[BEGIN Given data]
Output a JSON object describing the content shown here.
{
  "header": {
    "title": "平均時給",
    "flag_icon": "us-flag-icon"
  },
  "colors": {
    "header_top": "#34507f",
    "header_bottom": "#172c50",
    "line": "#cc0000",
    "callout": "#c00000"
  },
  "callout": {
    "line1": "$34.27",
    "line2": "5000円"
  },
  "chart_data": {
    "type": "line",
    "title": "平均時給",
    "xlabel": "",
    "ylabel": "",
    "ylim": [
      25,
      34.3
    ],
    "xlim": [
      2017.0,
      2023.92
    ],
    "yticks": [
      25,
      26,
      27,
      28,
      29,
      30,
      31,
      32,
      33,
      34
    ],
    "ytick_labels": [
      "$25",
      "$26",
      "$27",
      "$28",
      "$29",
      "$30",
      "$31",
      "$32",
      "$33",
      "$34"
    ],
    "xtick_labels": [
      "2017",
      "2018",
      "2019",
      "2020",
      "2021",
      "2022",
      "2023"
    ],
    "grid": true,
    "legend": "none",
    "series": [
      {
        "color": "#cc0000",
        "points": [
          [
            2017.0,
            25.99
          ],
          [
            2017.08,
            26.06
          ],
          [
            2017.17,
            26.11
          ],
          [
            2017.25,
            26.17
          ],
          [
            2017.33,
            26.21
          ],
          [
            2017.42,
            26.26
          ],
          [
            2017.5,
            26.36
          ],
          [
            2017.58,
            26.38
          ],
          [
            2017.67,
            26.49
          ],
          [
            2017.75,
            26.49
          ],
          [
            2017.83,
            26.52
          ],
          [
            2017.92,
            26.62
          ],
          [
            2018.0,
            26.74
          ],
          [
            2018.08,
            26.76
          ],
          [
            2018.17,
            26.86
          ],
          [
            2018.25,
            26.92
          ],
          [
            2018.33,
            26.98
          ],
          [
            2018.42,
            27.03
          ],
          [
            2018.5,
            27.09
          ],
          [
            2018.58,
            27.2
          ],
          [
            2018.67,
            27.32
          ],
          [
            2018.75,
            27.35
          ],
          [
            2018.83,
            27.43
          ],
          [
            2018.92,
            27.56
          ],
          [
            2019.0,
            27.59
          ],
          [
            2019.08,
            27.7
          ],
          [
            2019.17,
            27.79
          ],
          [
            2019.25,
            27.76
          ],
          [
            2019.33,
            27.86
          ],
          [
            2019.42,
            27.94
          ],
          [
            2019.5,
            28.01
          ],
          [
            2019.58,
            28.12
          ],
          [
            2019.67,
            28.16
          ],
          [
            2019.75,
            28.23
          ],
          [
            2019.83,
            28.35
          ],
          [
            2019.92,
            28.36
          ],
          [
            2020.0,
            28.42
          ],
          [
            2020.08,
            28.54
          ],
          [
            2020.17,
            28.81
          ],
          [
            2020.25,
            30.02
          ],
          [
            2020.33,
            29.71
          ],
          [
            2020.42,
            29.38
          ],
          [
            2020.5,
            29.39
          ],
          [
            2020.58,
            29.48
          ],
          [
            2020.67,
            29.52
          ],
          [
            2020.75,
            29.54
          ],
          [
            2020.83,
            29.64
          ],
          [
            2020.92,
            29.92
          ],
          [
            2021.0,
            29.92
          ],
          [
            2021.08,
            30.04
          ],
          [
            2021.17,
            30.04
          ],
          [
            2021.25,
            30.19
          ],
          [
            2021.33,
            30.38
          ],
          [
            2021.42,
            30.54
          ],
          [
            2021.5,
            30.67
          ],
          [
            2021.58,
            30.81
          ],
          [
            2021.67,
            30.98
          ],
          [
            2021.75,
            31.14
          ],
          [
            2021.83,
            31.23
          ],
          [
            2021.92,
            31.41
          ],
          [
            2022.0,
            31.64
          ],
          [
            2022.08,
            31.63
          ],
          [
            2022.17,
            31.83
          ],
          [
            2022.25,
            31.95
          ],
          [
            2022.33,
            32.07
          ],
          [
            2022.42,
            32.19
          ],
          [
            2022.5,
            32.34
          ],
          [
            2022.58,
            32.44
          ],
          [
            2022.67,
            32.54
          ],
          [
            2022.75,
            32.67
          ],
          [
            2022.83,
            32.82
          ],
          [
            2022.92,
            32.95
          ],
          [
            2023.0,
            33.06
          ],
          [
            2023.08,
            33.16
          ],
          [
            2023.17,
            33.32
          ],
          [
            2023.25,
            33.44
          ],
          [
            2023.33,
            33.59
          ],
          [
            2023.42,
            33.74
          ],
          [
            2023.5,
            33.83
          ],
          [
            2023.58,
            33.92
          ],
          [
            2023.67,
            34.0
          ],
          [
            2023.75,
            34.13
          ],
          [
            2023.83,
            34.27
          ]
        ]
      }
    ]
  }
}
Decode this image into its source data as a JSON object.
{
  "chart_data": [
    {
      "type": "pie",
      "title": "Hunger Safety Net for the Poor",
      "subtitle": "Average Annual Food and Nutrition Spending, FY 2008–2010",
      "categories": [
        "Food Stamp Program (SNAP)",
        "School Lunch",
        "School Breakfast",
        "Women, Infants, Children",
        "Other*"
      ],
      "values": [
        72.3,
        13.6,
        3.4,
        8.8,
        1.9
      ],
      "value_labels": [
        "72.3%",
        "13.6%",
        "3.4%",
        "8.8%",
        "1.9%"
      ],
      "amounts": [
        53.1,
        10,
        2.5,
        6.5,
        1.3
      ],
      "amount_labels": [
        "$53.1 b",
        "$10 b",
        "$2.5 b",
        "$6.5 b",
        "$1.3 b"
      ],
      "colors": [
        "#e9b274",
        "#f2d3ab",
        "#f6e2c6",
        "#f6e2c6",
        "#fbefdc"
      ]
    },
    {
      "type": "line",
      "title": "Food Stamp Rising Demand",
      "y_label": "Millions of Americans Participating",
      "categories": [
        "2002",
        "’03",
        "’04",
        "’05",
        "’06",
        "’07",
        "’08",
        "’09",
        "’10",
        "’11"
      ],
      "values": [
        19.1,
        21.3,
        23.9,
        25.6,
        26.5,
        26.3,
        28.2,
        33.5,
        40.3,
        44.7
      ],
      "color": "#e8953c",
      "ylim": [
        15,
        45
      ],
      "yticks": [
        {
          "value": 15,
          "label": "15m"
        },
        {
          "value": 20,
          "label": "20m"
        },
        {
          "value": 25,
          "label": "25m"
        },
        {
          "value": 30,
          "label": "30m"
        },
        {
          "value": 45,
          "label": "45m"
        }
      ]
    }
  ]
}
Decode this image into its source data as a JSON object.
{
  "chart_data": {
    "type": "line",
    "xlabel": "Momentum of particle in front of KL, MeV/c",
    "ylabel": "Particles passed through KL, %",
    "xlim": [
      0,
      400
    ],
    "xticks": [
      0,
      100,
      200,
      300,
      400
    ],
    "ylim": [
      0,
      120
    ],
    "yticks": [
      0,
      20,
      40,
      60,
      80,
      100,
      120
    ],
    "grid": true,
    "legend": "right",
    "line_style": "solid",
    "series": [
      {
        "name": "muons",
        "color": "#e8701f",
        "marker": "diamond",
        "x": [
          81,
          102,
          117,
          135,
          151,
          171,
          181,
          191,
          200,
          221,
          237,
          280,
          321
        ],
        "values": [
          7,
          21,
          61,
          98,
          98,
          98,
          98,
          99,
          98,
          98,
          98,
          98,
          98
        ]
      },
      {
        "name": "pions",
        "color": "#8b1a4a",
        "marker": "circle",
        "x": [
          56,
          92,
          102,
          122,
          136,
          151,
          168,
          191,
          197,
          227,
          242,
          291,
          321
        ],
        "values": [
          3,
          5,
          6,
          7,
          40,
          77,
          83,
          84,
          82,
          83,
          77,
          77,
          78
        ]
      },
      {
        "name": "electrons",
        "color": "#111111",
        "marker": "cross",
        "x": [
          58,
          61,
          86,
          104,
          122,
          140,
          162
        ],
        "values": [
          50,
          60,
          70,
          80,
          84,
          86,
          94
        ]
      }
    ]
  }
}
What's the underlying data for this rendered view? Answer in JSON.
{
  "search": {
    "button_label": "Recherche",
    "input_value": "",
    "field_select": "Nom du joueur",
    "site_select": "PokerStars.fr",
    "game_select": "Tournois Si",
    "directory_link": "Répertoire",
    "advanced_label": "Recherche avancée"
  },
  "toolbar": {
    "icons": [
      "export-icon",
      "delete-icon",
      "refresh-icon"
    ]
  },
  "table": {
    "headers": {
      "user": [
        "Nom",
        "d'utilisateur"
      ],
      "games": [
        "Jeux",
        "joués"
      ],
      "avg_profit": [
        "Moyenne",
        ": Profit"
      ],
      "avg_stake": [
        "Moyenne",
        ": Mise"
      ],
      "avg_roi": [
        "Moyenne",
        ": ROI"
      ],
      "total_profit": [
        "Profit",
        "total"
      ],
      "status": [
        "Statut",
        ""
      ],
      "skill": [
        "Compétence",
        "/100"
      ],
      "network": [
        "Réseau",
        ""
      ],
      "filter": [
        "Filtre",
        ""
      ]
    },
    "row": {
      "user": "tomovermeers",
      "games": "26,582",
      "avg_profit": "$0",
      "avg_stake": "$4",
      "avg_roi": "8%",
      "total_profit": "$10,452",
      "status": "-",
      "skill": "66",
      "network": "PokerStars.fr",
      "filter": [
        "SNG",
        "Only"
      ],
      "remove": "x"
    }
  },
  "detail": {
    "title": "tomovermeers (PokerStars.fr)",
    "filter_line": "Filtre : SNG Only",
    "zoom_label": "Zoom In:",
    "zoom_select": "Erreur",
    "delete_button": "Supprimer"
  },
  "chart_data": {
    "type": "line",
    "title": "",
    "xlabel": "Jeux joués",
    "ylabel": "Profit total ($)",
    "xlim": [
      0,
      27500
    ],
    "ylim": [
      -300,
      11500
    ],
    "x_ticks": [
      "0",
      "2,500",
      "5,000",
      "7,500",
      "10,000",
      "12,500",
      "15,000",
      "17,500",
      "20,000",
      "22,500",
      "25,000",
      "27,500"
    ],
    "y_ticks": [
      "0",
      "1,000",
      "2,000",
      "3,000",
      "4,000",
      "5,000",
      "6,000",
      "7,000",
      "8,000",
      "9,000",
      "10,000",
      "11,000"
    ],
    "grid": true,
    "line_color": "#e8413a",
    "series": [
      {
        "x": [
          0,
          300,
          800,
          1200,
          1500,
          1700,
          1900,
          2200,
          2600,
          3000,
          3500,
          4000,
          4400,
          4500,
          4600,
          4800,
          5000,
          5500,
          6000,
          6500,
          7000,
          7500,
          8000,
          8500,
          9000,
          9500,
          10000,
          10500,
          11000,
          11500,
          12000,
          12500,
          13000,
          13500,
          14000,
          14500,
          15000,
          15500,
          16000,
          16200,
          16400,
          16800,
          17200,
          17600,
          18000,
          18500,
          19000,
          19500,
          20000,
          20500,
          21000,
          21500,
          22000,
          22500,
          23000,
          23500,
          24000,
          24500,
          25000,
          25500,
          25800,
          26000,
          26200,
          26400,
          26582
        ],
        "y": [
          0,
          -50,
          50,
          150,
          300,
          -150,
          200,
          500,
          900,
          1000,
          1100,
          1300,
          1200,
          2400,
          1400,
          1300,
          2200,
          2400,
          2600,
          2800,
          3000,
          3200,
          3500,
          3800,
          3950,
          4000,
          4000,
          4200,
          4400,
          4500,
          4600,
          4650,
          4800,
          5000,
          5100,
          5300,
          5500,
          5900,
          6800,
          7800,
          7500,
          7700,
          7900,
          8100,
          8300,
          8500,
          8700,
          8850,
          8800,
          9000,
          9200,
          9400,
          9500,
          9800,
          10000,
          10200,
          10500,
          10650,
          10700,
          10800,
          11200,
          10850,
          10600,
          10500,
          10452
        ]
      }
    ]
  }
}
[END Given data]
The task >> Check each line of the records above for "marker", and copy those that have it.

Finished task >>
        "marker": "diamond",
        "marker": "circle",
        "marker": "cross",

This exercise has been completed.